● Task brief
Copy out the lines below word for word, with the picture left out.

-- start of Material provided --

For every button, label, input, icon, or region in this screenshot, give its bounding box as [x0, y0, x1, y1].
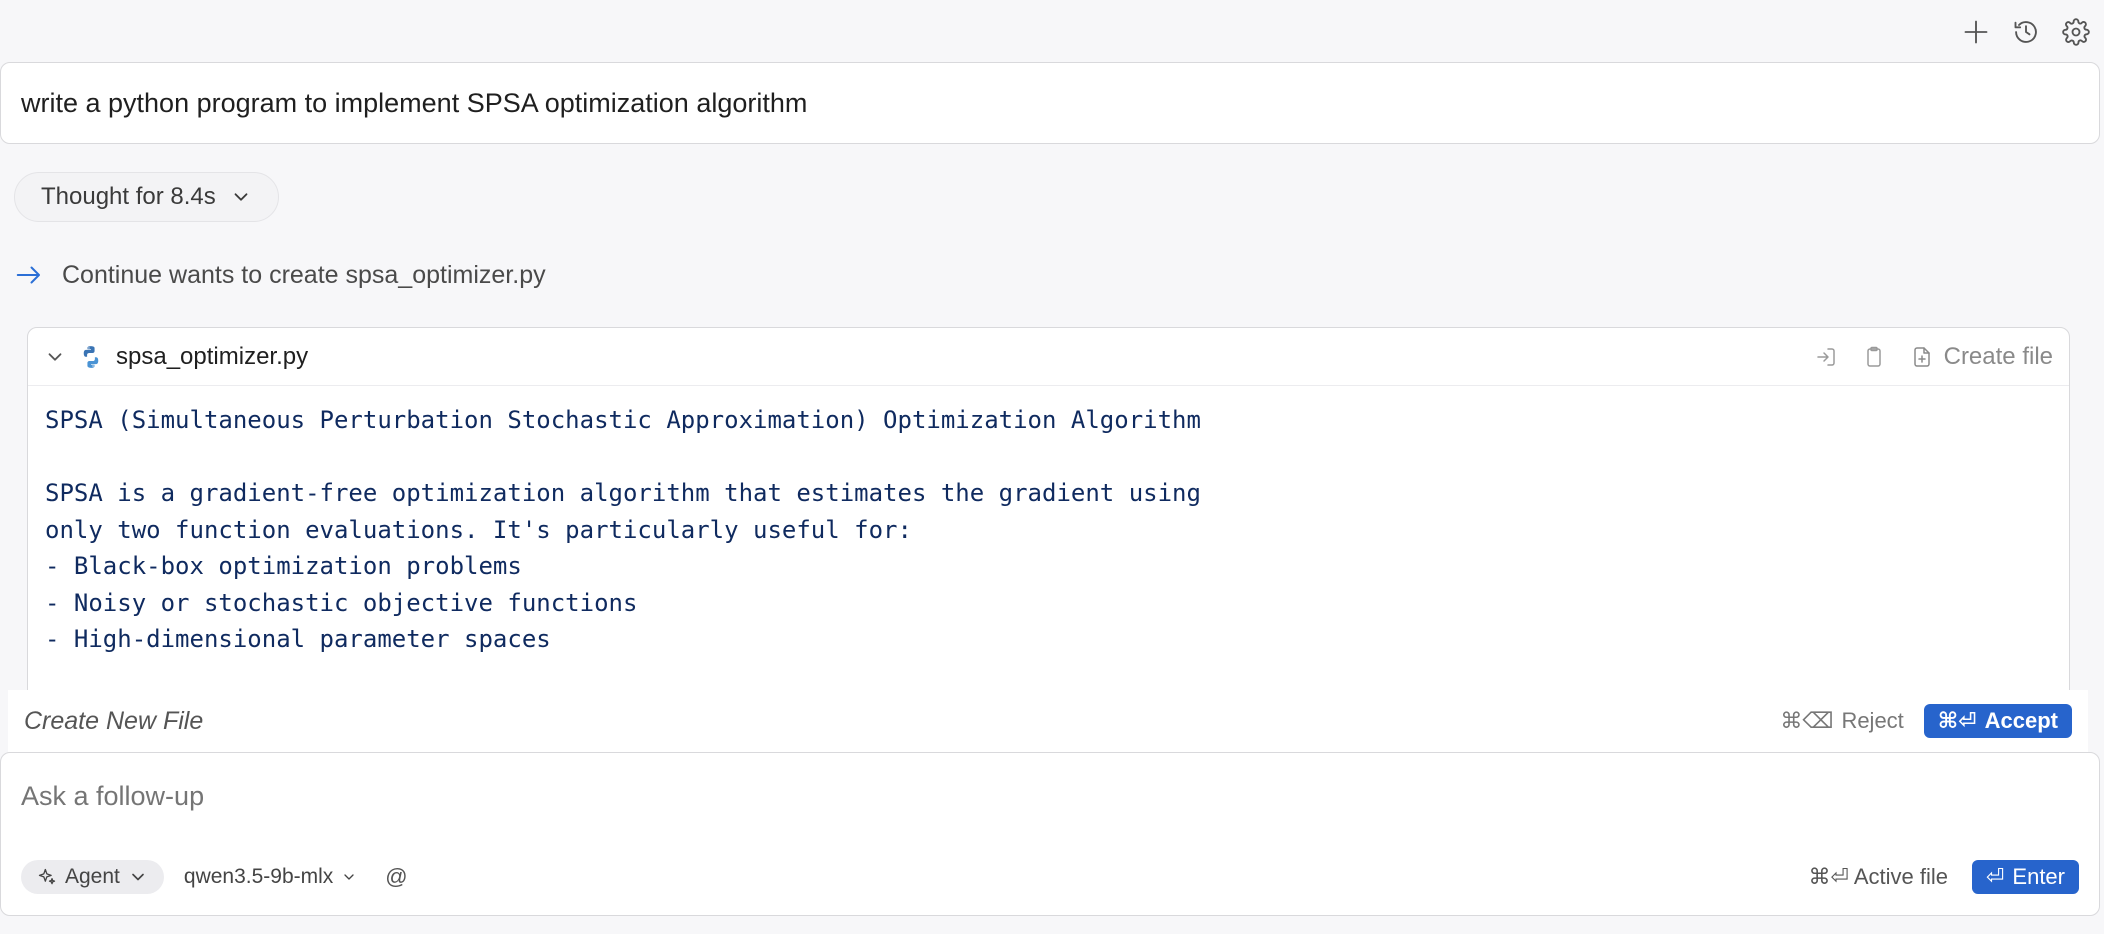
followup-card: Agent qwen3.5-9b-mlx @ ⌘⏎ Active file ⏎ …	[0, 752, 2100, 916]
model-select[interactable]: qwen3.5-9b-mlx	[184, 865, 357, 889]
create-file-button[interactable]: Create file	[1910, 343, 2053, 371]
code-line: SPSA is a gradient-free optimization alg…	[45, 479, 1201, 507]
code-line: only two function evaluations. It's part…	[45, 515, 912, 544]
reject-shortcut: ⌘⌫	[1780, 708, 1834, 733]
code-line: - Noisy or stochastic objective function…	[45, 588, 638, 617]
code-line: - High-dimensional parameter spaces	[45, 625, 551, 653]
code-line: ​	[45, 439, 2052, 476]
chevron-down-icon	[344, 874, 354, 880]
followup-input[interactable]	[21, 781, 2061, 812]
insert-at-cursor-icon[interactable]	[1814, 345, 1838, 369]
enter-shortcut: ⏎	[1985, 864, 2005, 889]
thought-label: Thought for 8.4s	[41, 183, 216, 210]
create-new-file-bar: Create New File ⌘⌫ Reject ⌘⏎ Accept	[8, 690, 2088, 752]
model-label: qwen3.5-9b-mlx	[183, 865, 334, 888]
arrow-right-icon	[16, 266, 40, 284]
top-toolbar	[1958, 14, 2094, 50]
accept-label: Accept	[1984, 708, 2058, 733]
continue-notice: Continue wants to create spsa_optimizer.…	[14, 260, 546, 290]
active-file-button[interactable]: ⌘⏎ Active file	[1808, 864, 1947, 890]
chevron-down-icon	[234, 193, 248, 201]
accept-button[interactable]: ⌘⏎ Accept	[1923, 704, 2072, 738]
clipboard-icon[interactable]	[1862, 345, 1886, 369]
newfile-actions: ⌘⌫ Reject ⌘⏎ Accept	[1780, 704, 2072, 738]
new-file-icon	[1913, 346, 1930, 367]
code-block[interactable]: SPSA (Simultaneous Perturbation Stochast…	[28, 386, 2069, 658]
accept-shortcut: ⌘⏎	[1937, 708, 1977, 733]
user-message[interactable]: write a python program to implement SPSA…	[0, 62, 2100, 144]
chat-panel: write a python program to implement SPSA…	[0, 0, 2104, 934]
history-icon[interactable]	[2008, 14, 2044, 50]
agent-mode-select[interactable]: Agent	[21, 860, 164, 894]
gear-icon[interactable]	[2058, 14, 2094, 50]
file-preview-card: spsa_optimizer.py Create file SPSA (Simu…	[27, 327, 2070, 737]
file-header: spsa_optimizer.py Create file	[28, 328, 2069, 386]
code-line: SPSA (Simultaneous Perturbation Stochast…	[45, 406, 1201, 434]
enter-label: Enter	[2012, 864, 2065, 889]
chevron-down-icon[interactable]	[44, 346, 66, 368]
reject-label: Reject	[1841, 708, 1904, 733]
plus-icon[interactable]	[1958, 14, 1994, 50]
python-icon	[83, 345, 99, 368]
user-message-text: write a python program to implement SPSA…	[21, 87, 808, 118]
create-file-label: Create file	[1943, 342, 2053, 370]
mention-button[interactable]: @	[385, 864, 407, 890]
thought-toggle[interactable]: Thought for 8.4s	[14, 172, 279, 222]
agent-label: Agent	[65, 865, 120, 888]
followup-actions: ⌘⏎ Active file ⏎ Enter	[1808, 860, 2079, 894]
file-actions: Create file	[1814, 343, 2053, 371]
create-new-file-label: Create New File	[24, 706, 204, 735]
continue-text: Continue wants to create spsa_optimizer.…	[62, 260, 546, 289]
sparkle-icon	[38, 868, 56, 885]
reject-button[interactable]: ⌘⌫ Reject	[1780, 708, 1903, 734]
enter-button[interactable]: ⏎ Enter	[1971, 860, 2079, 894]
code-line: - Black-box optimization problems	[45, 552, 522, 580]
chevron-down-icon	[132, 873, 144, 881]
followup-toolbar: Agent qwen3.5-9b-mlx @ ⌘⏎ Active file ⏎ …	[21, 859, 2079, 895]
file-name: spsa_optimizer.py	[116, 342, 309, 370]
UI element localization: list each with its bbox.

-- end of Material provided --

● In response
For every button, label, input, icon, or region in this screenshot, give its bounding box as [x0, y0, x1, y1].
followup-card: Agent qwen3.5-9b-mlx @ ⌘⏎ Active file ⏎ …	[0, 752, 2100, 916]
model-select[interactable]: qwen3.5-9b-mlx	[184, 865, 357, 889]
create-file-button[interactable]: Create file	[1910, 343, 2053, 371]
code-line: SPSA is a gradient-free optimization alg…	[45, 479, 1201, 507]
code-line: only two function evaluations. It's part…	[45, 515, 912, 544]
reject-shortcut: ⌘⌫	[1780, 708, 1834, 733]
code-line: - Noisy or stochastic objective function…	[45, 588, 638, 617]
code-line: - High-dimensional parameter spaces	[45, 625, 551, 653]
code-line: ​	[45, 439, 2052, 476]
chevron-down-icon	[344, 874, 354, 880]
followup-input[interactable]	[21, 781, 2061, 812]
insert-at-cursor-icon[interactable]	[1814, 345, 1838, 369]
enter-shortcut: ⏎	[1985, 864, 2005, 889]
thought-label: Thought for 8.4s	[41, 183, 216, 210]
create-new-file-bar: Create New File ⌘⌫ Reject ⌘⏎ Accept	[8, 690, 2088, 752]
model-label: qwen3.5-9b-mlx	[183, 865, 334, 888]
arrow-right-icon	[16, 266, 40, 284]
top-toolbar	[1958, 14, 2094, 50]
accept-label: Accept	[1984, 708, 2058, 733]
continue-notice: Continue wants to create spsa_optimizer.…	[14, 260, 546, 290]
active-file-button[interactable]: ⌘⏎ Active file	[1808, 864, 1947, 890]
chevron-down-icon	[234, 193, 248, 201]
accept-button[interactable]: ⌘⏎ Accept	[1923, 704, 2072, 738]
clipboard-icon[interactable]	[1862, 345, 1886, 369]
newfile-actions: ⌘⌫ Reject ⌘⏎ Accept	[1780, 704, 2072, 738]
new-file-icon	[1913, 346, 1930, 367]
code-block[interactable]: SPSA (Simultaneous Perturbation Stochast…	[28, 386, 2069, 658]
accept-shortcut: ⌘⏎	[1937, 708, 1977, 733]
user-message[interactable]: write a python program to implement SPSA…	[0, 62, 2100, 144]
chat-panel: write a python program to implement SPSA…	[0, 0, 2104, 934]
history-icon[interactable]	[2008, 14, 2044, 50]
agent-mode-select[interactable]: Agent	[21, 860, 164, 894]
gear-icon[interactable]	[2058, 14, 2094, 50]
file-preview-card: spsa_optimizer.py Create file SPSA (Simu…	[27, 327, 2070, 737]
file-header: spsa_optimizer.py Create file	[28, 328, 2069, 386]
code-line: SPSA (Simultaneous Perturbation Stochast…	[45, 406, 1201, 434]
enter-label: Enter	[2012, 864, 2065, 889]
chevron-down-icon[interactable]	[44, 346, 66, 368]
reject-label: Reject	[1841, 708, 1904, 733]
plus-icon[interactable]	[1958, 14, 1994, 50]
python-icon	[83, 345, 99, 368]
user-message-text: write a python program to implement SPSA…	[21, 87, 808, 118]
create-file-label: Create file	[1943, 342, 2053, 370]
mention-button[interactable]: @	[385, 864, 407, 890]
thought-toggle[interactable]: Thought for 8.4s	[14, 172, 279, 222]
agent-label: Agent	[65, 865, 120, 888]
followup-actions: ⌘⏎ Active file ⏎ Enter	[1808, 860, 2079, 894]
file-actions: Create file	[1814, 343, 2053, 371]
create-new-file-label: Create New File	[24, 706, 204, 735]
continue-text: Continue wants to create spsa_optimizer.…	[62, 260, 546, 289]
sparkle-icon	[38, 868, 56, 885]
reject-button[interactable]: ⌘⌫ Reject	[1780, 708, 1903, 734]
enter-button[interactable]: ⏎ Enter	[1971, 860, 2079, 894]
code-line: - Black-box optimization problems	[45, 552, 522, 580]
chevron-down-icon	[132, 873, 144, 881]
followup-toolbar: Agent qwen3.5-9b-mlx @ ⌘⏎ Active file ⏎ …	[21, 859, 2079, 895]
file-name: spsa_optimizer.py	[116, 342, 309, 370]
UI element localization: list each with its bbox.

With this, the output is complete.